The data must be returned in full and exactly as given.

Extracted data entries

========================

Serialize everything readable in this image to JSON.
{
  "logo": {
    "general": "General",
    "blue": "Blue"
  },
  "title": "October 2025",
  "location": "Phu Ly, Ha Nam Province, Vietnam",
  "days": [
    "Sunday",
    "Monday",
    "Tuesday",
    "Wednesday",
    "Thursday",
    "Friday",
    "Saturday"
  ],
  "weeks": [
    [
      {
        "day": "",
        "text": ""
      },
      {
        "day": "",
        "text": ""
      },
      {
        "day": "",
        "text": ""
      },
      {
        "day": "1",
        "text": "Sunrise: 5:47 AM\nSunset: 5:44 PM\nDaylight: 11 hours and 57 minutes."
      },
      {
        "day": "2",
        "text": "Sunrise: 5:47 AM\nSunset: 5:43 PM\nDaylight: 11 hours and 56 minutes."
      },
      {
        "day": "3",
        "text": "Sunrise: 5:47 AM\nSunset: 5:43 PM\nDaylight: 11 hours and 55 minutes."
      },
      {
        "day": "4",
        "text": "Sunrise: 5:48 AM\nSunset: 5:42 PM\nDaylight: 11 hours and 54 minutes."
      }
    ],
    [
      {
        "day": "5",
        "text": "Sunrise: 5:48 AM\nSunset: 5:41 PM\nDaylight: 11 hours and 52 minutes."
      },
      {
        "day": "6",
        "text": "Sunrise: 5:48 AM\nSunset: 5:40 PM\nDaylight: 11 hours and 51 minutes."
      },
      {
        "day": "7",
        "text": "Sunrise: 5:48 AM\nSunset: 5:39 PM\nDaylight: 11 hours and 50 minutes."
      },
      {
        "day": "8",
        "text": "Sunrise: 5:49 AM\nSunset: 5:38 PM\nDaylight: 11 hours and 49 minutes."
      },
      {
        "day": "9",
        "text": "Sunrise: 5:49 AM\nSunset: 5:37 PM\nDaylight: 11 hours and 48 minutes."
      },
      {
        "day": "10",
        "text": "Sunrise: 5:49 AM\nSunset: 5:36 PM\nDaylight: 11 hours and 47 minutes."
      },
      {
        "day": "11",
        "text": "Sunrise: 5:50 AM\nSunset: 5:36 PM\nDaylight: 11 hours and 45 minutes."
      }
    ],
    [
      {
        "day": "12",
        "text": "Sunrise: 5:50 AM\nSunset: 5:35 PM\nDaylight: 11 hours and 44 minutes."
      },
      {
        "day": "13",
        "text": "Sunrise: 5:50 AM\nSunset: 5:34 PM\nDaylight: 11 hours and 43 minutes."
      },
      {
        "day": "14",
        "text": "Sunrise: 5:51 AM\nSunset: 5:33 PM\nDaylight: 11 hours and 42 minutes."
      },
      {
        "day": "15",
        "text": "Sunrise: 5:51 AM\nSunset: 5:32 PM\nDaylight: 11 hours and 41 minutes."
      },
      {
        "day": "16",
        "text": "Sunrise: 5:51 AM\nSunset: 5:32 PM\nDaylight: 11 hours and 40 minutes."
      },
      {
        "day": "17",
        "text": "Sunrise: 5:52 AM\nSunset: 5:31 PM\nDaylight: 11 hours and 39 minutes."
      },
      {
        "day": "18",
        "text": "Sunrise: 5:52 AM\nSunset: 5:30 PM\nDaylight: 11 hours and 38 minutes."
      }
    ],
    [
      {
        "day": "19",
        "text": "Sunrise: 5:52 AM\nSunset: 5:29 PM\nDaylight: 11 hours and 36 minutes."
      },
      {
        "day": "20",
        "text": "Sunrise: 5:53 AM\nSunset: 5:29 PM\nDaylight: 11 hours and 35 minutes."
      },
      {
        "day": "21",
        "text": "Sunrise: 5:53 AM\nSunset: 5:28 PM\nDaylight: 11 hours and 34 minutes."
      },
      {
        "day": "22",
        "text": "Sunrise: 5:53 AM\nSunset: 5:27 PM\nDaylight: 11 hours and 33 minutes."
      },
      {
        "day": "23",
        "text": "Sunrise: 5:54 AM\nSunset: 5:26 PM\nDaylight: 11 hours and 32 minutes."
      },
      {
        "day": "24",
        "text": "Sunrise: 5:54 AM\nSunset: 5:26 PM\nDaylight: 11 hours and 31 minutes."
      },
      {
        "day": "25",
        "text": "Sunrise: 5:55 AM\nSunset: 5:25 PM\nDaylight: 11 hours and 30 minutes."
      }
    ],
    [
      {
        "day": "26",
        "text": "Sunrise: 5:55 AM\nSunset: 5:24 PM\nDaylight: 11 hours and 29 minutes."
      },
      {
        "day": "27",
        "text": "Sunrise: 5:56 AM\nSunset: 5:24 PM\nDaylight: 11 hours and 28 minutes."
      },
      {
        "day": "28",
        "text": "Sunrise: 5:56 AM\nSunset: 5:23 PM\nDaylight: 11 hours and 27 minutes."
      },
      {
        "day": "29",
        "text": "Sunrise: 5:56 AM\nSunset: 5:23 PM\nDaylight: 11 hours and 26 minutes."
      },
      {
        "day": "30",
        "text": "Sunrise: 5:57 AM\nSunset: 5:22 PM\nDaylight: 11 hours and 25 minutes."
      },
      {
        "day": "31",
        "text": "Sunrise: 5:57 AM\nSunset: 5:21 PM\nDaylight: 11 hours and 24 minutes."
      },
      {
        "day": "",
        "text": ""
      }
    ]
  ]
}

========================

## EXPECTED OUTPUT
Serialize everything readable in this image to JSON.
{
  "logo": {
    "general": "General",
    "blue": "Blue"
  },
  "title": "October 2025",
  "location": "Phu Ly, Ha Nam Province, Vietnam",
  "days": [
    "Sunday",
    "Monday",
    "Tuesday",
    "Wednesday",
    "Thursday",
    "Friday",
    "Saturday"
  ],
  "weeks": [
    [
      {
        "day": "",
        "text": ""
      },
      {
        "day": "",
        "text": ""
      },
      {
        "day": "",
        "text": ""
      },
      {
        "day": "1",
        "text": "Sunrise: 5:47 AM\nSunset: 5:44 PM\nDaylight: 11 hours and 57 minutes."
      },
      {
        "day": "2",
        "text": "Sunrise: 5:47 AM\nSunset: 5:43 PM\nDaylight: 11 hours and 56 minutes."
      },
      {
        "day": "3",
        "text": "Sunrise: 5:47 AM\nSunset: 5:43 PM\nDaylight: 11 hours and 55 minutes."
      },
      {
        "day": "4",
        "text": "Sunrise: 5:48 AM\nSunset: 5:42 PM\nDaylight: 11 hours and 54 minutes."
      }
    ],
    [
      {
        "day": "5",
        "text": "Sunrise: 5:48 AM\nSunset: 5:41 PM\nDaylight: 11 hours and 52 minutes."
      },
      {
        "day": "6",
        "text": "Sunrise: 5:48 AM\nSunset: 5:40 PM\nDaylight: 11 hours and 51 minutes."
      },
      {
        "day": "7",
        "text": "Sunrise: 5:48 AM\nSunset: 5:39 PM\nDaylight: 11 hours and 50 minutes."
      },
      {
        "day": "8",
        "text": "Sunrise: 5:49 AM\nSunset: 5:38 PM\nDaylight: 11 hours and 49 minutes."
      },
      {
        "day": "9",
        "text": "Sunrise: 5:49 AM\nSunset: 5:37 PM\nDaylight: 11 hours and 48 minutes."
      },
      {
        "day": "10",
        "text": "Sunrise: 5:49 AM\nSunset: 5:36 PM\nDaylight: 11 hours and 47 minutes."
      },
      {
        "day": "11",
        "text": "Sunrise: 5:50 AM\nSunset: 5:36 PM\nDaylight: 11 hours and 45 minutes."
      }
    ],
    [
      {
        "day": "12",
        "text": "Sunrise: 5:50 AM\nSunset: 5:35 PM\nDaylight: 11 hours and 44 minutes."
      },
      {
        "day": "13",
        "text": "Sunrise: 5:50 AM\nSunset: 5:34 PM\nDaylight: 11 hours and 43 minutes."
      },
      {
        "day": "14",
        "text": "Sunrise: 5:51 AM\nSunset: 5:33 PM\nDaylight: 11 hours and 42 minutes."
      },
      {
        "day": "15",
        "text": "Sunrise: 5:51 AM\nSunset: 5:32 PM\nDaylight: 11 hours and 41 minutes."
      },
      {
        "day": "16",
        "text": "Sunrise: 5:51 AM\nSunset: 5:32 PM\nDaylight: 11 hours and 40 minutes."
      },
      {
        "day": "17",
        "text": "Sunrise: 5:52 AM\nSunset: 5:31 PM\nDaylight: 11 hours and 39 minutes."
      },
      {
        "day": "18",
        "text": "Sunrise: 5:52 AM\nSunset: 5:30 PM\nDaylight: 11 hours and 38 minutes."
      }
    ],
    [
      {
        "day": "19",
        "text": "Sunrise: 5:52 AM\nSunset: 5:29 PM\nDaylight: 11 hours and 36 minutes."
      },
      {
        "day": "20",
        "text": "Sunrise: 5:53 AM\nSunset: 5:29 PM\nDaylight: 11 hours and 35 minutes."
      },
      {
        "day": "21",
        "text": "Sunrise: 5:53 AM\nSunset: 5:28 PM\nDaylight: 11 hours and 34 minutes."
      },
      {
        "day": "22",
        "text": "Sunrise: 5:53 AM\nSunset: 5:27 PM\nDaylight: 11 hours and 33 minutes."
      },
      {
        "day": "23",
        "text": "Sunrise: 5:54 AM\nSunset: 5:26 PM\nDaylight: 11 hours and 32 minutes."
      },
      {
        "day": "24",
        "text": "Sunrise: 5:54 AM\nSunset: 5:26 PM\nDaylight: 11 hours and 31 minutes."
      },
      {
        "day": "25",
        "text": "Sunrise: 5:55 AM\nSunset: 5:25 PM\nDaylight: 11 hours and 30 minutes."
      }
    ],
    [
      {
        "day": "26",
        "text": "Sunrise: 5:55 AM\nSunset: 5:24 PM\nDaylight: 11 hours and 29 minutes."
      },
      {
        "day": "27",
        "text": "Sunrise: 5:56 AM\nSunset: 5:24 PM\nDaylight: 11 hours and 28 minutes."
      },
      {
        "day": "28",
        "text": "Sunrise: 5:56 AM\nSunset: 5:23 PM\nDaylight: 11 hours and 27 minutes."
      },
      {
        "day": "29",
        "text": "Sunrise: 5:56 AM\nSunset: 5:23 PM\nDaylight: 11 hours and 26 minutes."
      },
      {
        "day": "30",
        "text": "Sunrise: 5:57 AM\nSunset: 5:22 PM\nDaylight: 11 hours and 25 minutes."
      },
      {
        "day": "31",
        "text": "Sunrise: 5:57 AM\nSunset: 5:21 PM\nDaylight: 11 hours and 24 minutes."
      },
      {
        "day": "",
        "text": ""
      }
    ]
  ]
}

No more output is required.